Search the records for "auch". Copy every line where it appears.
START
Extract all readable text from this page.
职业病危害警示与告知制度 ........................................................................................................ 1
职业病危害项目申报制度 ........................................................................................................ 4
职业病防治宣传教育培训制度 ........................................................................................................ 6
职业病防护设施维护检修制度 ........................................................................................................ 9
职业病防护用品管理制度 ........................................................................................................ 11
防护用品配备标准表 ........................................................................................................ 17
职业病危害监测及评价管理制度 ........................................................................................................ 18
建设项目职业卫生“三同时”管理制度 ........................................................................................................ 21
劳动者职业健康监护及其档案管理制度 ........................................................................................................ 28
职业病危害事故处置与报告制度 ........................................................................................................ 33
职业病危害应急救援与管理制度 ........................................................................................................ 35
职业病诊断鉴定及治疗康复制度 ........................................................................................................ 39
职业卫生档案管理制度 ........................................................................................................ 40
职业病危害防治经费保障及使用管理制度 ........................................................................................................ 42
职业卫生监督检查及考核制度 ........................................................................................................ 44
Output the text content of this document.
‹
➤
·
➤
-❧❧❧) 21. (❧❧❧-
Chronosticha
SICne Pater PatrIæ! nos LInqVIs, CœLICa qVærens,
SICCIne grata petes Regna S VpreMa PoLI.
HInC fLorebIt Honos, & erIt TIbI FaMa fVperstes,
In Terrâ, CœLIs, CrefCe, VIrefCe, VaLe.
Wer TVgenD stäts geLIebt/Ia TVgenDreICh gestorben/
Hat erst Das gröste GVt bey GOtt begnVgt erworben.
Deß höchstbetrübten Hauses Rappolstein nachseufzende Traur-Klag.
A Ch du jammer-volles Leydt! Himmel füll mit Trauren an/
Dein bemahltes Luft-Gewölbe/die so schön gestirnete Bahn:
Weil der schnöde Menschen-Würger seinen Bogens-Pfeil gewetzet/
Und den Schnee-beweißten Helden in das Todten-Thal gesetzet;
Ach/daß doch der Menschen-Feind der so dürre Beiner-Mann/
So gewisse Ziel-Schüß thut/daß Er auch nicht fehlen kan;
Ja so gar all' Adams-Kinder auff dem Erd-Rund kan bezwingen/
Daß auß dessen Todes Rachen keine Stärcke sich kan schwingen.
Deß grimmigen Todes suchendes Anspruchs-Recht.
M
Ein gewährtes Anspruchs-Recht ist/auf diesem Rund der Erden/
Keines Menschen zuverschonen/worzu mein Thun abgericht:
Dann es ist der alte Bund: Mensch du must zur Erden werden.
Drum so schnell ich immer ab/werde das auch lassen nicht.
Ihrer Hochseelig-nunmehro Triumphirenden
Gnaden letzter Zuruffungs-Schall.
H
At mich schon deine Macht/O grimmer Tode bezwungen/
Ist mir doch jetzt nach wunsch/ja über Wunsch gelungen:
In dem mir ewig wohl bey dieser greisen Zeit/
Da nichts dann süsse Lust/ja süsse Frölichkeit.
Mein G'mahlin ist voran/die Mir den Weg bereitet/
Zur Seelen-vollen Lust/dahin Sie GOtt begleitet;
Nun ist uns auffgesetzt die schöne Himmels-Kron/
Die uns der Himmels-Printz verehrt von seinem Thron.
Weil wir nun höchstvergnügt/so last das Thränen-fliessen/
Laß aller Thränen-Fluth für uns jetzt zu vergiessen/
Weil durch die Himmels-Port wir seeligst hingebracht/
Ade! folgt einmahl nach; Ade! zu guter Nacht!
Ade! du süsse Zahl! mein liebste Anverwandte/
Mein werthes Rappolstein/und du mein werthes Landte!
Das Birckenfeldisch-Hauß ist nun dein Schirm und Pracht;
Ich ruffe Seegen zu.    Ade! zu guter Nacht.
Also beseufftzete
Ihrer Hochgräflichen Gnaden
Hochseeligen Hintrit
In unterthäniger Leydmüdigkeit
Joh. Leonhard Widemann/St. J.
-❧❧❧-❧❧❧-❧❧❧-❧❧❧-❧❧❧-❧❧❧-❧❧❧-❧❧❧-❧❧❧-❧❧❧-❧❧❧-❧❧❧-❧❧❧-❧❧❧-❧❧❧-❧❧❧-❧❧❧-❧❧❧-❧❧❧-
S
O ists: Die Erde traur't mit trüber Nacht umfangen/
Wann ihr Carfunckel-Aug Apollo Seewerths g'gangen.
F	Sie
END
▸ Solution to this task
So gewisse Ziel-Schüß thut/daß Er auch nicht fehlen kan;
Drum so schnell ich immer ab/werde das auch lassen nicht.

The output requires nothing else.